┌─ The input
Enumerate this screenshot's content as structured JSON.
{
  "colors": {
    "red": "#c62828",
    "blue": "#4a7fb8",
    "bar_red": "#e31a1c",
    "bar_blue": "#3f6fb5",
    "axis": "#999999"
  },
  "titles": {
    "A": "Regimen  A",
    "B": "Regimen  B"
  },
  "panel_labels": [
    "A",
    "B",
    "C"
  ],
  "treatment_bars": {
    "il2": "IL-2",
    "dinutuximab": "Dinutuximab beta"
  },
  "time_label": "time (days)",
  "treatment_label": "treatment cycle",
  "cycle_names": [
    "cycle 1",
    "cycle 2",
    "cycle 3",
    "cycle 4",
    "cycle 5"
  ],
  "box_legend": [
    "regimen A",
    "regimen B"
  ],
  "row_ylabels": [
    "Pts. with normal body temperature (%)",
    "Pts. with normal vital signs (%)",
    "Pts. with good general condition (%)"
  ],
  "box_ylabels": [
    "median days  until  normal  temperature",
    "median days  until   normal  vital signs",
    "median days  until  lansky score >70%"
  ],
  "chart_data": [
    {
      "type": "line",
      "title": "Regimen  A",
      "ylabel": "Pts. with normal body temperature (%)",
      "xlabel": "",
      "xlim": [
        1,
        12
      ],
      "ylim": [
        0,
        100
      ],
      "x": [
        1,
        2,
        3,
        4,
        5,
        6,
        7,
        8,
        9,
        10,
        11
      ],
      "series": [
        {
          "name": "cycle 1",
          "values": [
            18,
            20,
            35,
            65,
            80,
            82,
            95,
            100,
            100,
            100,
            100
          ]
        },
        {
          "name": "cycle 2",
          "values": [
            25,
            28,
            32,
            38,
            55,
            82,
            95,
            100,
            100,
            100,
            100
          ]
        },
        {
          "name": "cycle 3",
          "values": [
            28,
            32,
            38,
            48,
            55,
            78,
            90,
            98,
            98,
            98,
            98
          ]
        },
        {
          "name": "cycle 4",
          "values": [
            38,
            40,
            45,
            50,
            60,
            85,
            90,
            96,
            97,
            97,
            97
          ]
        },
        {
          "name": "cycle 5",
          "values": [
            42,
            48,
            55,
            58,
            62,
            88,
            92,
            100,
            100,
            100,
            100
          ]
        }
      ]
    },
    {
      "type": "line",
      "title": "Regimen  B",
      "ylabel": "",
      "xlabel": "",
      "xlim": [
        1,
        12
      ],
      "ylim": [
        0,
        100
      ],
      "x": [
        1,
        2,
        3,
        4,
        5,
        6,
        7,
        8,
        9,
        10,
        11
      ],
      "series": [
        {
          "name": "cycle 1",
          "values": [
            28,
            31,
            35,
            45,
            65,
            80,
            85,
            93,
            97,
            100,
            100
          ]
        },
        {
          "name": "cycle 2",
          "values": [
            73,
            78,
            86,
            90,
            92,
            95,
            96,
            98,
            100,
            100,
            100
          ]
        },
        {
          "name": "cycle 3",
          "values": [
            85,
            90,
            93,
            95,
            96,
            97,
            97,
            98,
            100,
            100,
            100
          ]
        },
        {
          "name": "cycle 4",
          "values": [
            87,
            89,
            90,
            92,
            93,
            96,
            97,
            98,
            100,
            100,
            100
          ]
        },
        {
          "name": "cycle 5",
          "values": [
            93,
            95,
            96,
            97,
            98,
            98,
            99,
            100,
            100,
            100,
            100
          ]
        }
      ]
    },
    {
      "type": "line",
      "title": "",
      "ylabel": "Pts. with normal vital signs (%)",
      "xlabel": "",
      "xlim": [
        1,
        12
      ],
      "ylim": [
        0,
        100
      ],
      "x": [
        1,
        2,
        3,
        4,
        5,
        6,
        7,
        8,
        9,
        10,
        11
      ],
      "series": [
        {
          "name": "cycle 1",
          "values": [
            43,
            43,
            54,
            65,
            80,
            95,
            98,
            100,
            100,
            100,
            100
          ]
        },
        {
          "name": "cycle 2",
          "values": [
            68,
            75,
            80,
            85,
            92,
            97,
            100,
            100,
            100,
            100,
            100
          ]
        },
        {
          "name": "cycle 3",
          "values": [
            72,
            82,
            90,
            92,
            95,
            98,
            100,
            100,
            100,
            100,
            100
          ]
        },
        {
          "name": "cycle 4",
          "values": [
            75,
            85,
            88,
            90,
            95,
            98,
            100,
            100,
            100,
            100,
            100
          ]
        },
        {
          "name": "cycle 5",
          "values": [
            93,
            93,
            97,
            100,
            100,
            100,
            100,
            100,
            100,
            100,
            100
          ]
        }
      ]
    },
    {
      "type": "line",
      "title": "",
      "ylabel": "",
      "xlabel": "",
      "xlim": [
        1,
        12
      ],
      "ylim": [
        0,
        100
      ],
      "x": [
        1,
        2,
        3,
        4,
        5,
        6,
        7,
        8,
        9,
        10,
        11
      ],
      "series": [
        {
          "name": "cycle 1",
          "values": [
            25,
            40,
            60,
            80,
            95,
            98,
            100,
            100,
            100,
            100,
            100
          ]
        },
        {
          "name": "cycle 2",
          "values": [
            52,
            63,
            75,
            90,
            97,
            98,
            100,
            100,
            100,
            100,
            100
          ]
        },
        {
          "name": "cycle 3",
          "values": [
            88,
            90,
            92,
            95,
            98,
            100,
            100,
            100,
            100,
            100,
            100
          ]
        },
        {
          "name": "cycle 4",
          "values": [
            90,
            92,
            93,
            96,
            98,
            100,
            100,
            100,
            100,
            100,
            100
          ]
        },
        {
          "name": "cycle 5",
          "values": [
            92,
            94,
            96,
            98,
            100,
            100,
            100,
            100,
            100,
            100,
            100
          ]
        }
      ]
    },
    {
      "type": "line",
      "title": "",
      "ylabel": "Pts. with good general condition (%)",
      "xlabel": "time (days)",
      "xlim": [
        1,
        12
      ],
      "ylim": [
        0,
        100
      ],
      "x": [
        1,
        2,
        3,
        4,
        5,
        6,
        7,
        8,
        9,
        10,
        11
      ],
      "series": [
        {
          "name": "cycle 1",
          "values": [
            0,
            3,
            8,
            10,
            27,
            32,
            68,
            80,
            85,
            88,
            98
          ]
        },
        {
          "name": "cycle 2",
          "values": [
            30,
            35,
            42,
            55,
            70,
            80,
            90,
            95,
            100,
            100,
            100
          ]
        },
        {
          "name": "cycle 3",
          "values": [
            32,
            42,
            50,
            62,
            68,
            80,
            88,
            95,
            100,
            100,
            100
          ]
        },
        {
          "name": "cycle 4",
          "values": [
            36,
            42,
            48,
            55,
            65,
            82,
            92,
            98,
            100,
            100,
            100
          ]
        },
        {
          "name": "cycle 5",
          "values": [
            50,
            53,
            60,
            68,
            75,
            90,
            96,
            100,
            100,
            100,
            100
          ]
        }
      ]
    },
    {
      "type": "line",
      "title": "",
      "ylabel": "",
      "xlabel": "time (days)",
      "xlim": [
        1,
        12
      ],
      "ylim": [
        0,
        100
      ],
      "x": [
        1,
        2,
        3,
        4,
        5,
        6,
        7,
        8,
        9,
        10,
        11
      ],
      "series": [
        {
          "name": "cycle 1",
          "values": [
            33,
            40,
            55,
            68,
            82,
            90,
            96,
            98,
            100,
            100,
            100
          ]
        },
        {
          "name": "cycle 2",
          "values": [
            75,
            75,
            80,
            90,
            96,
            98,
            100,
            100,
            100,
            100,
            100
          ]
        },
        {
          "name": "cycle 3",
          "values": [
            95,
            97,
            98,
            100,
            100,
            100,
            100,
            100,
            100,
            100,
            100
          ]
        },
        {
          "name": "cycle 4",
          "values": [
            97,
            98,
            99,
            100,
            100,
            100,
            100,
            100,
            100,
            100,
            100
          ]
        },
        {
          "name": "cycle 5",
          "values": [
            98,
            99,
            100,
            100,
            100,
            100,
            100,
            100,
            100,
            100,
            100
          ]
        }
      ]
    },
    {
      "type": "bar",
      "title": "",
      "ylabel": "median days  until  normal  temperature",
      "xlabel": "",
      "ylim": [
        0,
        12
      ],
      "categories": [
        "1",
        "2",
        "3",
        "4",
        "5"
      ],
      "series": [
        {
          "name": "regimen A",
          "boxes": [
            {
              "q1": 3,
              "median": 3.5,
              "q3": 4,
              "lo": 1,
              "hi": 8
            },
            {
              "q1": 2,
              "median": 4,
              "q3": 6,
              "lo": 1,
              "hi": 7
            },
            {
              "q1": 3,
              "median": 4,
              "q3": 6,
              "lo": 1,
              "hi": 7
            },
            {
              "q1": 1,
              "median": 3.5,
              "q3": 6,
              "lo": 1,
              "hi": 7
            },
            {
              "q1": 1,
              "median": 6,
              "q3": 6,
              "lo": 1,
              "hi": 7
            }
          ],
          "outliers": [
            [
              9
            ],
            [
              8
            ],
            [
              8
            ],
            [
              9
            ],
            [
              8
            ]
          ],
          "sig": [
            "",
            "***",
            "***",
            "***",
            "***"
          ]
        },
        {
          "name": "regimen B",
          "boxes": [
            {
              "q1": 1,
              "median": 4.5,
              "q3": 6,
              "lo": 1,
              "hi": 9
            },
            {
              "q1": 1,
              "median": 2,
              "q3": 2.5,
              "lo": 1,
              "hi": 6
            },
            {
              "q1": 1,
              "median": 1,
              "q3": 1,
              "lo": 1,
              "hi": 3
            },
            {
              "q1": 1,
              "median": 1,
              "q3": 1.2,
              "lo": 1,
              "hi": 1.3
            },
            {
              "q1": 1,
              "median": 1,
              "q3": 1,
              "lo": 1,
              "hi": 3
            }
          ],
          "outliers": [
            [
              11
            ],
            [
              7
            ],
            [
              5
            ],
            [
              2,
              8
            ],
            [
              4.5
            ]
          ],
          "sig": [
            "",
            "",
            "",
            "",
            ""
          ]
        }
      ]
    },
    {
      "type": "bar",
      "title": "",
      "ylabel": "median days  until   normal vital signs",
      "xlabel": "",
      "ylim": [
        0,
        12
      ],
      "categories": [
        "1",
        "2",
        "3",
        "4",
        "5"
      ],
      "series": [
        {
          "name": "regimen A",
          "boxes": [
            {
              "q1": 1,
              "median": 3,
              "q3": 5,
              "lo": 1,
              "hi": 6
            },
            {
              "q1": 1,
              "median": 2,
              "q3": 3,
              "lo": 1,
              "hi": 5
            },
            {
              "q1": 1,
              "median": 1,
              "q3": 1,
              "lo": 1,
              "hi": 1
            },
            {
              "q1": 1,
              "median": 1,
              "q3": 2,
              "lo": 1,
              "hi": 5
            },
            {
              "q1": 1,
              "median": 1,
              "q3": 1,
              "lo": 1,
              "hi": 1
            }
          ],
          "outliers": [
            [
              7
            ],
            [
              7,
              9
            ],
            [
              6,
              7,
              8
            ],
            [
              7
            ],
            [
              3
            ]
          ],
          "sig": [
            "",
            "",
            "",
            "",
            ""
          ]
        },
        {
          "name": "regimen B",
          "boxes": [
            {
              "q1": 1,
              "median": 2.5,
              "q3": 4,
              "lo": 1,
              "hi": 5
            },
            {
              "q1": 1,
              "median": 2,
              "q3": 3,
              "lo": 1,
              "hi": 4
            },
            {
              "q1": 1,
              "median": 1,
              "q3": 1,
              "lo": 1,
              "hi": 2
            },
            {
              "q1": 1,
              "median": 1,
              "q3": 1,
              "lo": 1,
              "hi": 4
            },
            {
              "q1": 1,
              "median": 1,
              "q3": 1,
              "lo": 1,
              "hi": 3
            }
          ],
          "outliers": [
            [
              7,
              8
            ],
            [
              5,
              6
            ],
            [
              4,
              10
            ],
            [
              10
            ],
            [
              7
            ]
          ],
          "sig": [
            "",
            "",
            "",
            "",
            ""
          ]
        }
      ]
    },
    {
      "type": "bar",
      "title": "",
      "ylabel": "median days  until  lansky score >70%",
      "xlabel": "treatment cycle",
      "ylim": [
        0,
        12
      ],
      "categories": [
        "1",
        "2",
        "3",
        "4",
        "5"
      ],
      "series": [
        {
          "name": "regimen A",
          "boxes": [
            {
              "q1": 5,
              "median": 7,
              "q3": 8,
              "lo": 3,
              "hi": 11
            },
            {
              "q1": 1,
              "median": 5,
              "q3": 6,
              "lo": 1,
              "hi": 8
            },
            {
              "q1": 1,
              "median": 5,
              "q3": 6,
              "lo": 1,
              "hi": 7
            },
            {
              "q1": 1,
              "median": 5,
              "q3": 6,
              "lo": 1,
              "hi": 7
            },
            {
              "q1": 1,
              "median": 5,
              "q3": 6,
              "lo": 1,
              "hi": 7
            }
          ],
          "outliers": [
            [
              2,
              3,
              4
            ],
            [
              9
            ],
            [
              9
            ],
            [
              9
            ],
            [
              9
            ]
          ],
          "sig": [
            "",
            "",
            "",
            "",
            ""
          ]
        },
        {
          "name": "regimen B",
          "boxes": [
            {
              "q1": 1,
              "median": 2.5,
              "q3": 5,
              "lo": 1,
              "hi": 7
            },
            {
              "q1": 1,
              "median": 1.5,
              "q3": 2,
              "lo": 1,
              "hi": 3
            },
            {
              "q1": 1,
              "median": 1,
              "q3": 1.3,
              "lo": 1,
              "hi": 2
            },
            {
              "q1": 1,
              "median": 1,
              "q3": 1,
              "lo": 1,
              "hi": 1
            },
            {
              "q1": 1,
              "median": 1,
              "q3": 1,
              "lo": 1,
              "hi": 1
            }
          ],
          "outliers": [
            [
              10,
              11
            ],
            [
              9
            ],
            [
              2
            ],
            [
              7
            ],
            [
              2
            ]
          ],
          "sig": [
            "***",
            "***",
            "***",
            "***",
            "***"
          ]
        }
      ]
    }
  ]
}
└─
┌─ The input
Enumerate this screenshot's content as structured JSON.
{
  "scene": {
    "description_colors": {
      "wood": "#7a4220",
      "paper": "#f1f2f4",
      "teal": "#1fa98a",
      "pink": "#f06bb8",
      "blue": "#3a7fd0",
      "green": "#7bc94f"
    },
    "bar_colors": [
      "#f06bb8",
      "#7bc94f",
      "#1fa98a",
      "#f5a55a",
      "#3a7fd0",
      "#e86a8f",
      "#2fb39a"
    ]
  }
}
└─
● What you need to do:
Which lines in the records above contain the string "until"? Copy each one.

● Exercise solution:
    "median days  until  normal  temperature",
    "median days  until   normal  vital signs",
    "median days  until  lansky score >70%"
      "ylabel": "median days  until  normal  temperature",
      "ylabel": "median days  until   normal vital signs",
      "ylabel": "median days  until  lansky score >70%",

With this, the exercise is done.